**ЗАДАНИЕ:** Перепишите отрывок текста о служении женщин в Церкви, начиная со слов «Опубликовано в альманахе» и заканчивая словами «и мировой интеграции.», заменив «женском священстве» на «женском рукоположении».
#### ИСХОДНЫЙ ТЕКСТ ####
В 1911 г. великая княгиня Елизавета Федоровна возбудила в Синоде ходатайство о присвоении старшим сестрам Марфо–Мариинской обители звания диаконисс. Синод первоначально согласился, но потом под влиянием Николая II изменил свое решение. Поэтому было постановлено поднять сначала вопрос о возобновлении служения диаконисс в Православной Церкви на предстоящем Поместном соборе, а уже потом присваивать сестрам искомое звание[150]. На соборе 1917–1918 гг. чин диаконисс не восстановили, хотя и было принято определение о расширении деятельности женщин в Церкви[151]. Более в России подобный вопрос не поднимался, хотя в Греческой церкви, в Афинах, в 1952 г. была создана школа для мирских диаконисс, являвшихся своего рода социальными работниками[152].
В последние годы острота вопроса о возобновлении женского диаконата в русской Православной Церкви в какой–то мере снята, поскольку функции христианской благотворительности взяли на себя возрождающиеся общины сестер милосердия, в которых женщины не только получают знания по уходу за больными, но и ведут церковную жизнь, соединяя в своей деятельности мирское и духовное служение, — служение Марфы и Марии[153].
Опубликовано в альманахе «Альфа и Омега», № 9, 1996
Вопрос о «женском священстве»
Вопрос о «женском священстве» для Русской Православной Церкви на данный момент является в большей степени теоретическим, чем вызванным реальными потребностями современной церковной жизни. В XX в. он остро встал перед некоторыми протестантскими деноминациями, однако для православных в контексте развивающейся глобализации и эволюции экуменизма эта проблема, очевидно, может быть связана лишь с не очень определенной перспективой, приближение которой тесно связано с включением России в процессы европейской и мировой интеграции.
#### ИЗВЛЕЧЕННЫЕ СВЕДЕНИЯ ####
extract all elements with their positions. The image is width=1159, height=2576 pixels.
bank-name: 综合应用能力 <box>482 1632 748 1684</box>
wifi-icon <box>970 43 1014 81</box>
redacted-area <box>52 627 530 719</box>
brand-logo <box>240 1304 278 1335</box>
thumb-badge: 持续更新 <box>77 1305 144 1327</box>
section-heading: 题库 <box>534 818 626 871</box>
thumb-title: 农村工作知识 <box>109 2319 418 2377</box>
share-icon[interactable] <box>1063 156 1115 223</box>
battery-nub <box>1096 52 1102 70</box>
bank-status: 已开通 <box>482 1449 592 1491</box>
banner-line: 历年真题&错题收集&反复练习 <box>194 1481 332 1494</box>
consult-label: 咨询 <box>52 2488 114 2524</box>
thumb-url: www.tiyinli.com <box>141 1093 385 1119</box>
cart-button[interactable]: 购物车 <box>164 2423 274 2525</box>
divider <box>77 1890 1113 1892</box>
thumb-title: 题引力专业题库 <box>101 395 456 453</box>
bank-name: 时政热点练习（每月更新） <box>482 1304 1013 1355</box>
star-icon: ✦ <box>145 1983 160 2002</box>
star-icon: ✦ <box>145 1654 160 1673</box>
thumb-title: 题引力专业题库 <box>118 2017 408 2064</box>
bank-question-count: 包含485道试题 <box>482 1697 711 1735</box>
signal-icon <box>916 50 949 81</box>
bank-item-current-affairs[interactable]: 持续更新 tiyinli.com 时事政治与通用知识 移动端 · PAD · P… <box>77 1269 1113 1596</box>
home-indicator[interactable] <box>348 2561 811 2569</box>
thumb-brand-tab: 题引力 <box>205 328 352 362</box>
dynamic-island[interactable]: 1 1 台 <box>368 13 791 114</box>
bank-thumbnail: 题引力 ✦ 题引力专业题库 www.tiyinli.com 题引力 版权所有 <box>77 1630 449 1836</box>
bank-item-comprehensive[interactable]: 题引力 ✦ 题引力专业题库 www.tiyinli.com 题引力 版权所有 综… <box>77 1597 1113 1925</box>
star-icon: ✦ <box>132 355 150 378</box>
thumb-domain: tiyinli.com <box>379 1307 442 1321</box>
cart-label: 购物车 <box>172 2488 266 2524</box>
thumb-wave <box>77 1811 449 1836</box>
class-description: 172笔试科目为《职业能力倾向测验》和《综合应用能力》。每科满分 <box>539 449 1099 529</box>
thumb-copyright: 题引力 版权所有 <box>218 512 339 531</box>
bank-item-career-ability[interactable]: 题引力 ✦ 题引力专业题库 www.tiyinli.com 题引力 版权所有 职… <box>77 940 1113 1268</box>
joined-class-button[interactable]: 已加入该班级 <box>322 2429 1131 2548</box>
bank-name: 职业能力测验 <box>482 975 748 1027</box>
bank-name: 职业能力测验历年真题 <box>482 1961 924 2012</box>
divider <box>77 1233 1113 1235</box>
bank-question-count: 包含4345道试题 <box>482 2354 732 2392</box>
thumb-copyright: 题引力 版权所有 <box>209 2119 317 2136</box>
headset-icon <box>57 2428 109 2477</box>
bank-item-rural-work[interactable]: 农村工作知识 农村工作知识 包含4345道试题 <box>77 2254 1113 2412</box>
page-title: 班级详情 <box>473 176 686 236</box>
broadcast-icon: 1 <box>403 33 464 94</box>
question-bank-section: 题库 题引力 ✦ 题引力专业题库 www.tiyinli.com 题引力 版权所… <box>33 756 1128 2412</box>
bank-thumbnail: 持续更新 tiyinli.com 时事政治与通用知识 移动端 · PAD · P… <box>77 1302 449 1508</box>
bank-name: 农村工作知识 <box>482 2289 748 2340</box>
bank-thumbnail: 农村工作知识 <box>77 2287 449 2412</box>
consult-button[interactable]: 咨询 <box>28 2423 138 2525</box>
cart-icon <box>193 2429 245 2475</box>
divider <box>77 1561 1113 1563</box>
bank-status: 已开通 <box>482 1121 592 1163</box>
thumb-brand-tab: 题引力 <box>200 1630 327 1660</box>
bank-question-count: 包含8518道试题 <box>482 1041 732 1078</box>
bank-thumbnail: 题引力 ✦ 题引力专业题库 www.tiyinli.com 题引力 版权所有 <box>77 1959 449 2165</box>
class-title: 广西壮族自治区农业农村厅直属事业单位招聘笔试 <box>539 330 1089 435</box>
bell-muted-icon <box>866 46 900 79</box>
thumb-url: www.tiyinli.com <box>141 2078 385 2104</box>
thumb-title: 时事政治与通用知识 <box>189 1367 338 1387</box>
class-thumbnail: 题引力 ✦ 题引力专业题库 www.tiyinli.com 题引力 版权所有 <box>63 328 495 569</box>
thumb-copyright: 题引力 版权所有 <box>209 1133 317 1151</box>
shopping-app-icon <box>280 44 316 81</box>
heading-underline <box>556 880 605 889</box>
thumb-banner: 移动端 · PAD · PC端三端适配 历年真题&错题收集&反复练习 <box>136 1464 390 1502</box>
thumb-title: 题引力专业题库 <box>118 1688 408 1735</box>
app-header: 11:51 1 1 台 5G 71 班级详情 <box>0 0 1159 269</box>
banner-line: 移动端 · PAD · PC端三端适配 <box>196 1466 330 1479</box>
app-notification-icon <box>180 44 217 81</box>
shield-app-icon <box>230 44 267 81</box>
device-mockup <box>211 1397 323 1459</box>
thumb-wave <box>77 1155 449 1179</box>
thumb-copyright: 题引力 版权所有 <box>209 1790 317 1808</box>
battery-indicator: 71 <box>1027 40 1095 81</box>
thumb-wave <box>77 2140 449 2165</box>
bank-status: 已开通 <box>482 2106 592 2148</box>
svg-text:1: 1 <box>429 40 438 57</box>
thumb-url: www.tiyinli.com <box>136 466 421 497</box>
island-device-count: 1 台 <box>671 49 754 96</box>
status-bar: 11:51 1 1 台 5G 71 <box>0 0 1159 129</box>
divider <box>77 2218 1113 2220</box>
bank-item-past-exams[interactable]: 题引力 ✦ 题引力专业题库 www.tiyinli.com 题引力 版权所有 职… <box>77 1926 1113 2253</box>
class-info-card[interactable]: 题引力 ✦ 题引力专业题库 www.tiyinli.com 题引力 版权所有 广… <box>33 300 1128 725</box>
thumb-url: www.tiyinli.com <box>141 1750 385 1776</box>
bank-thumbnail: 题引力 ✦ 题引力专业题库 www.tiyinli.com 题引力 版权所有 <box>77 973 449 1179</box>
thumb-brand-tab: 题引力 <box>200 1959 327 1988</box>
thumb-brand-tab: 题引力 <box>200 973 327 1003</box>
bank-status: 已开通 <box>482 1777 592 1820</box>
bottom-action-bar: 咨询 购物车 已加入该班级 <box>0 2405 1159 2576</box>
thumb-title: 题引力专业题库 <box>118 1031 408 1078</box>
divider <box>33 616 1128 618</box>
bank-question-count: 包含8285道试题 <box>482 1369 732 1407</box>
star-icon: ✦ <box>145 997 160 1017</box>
####
**ОТВЕТ НА ЗАДАНИЕ:**
Опубликовано в альманахе «Альфа и Омега», № 9, 1996
Вопрос о «женском рукоположении»
Вопрос о «женском рукоположении» для Русской Православной Церкви на данный момент является в большей степени теоретическим, чем вызванным реальными потребностями современной церковной жизни. В XX в. он остро встал перед некоторыми протестантскими деноминациями, однако для православных в контексте развивающейся глобализации и эволюции экуменизма эта проблема, очевидно, может быть связана лишь с не очень определенной перспективой, приближение которой тесно связано с включением России в процессы европейской и мировой интеграции.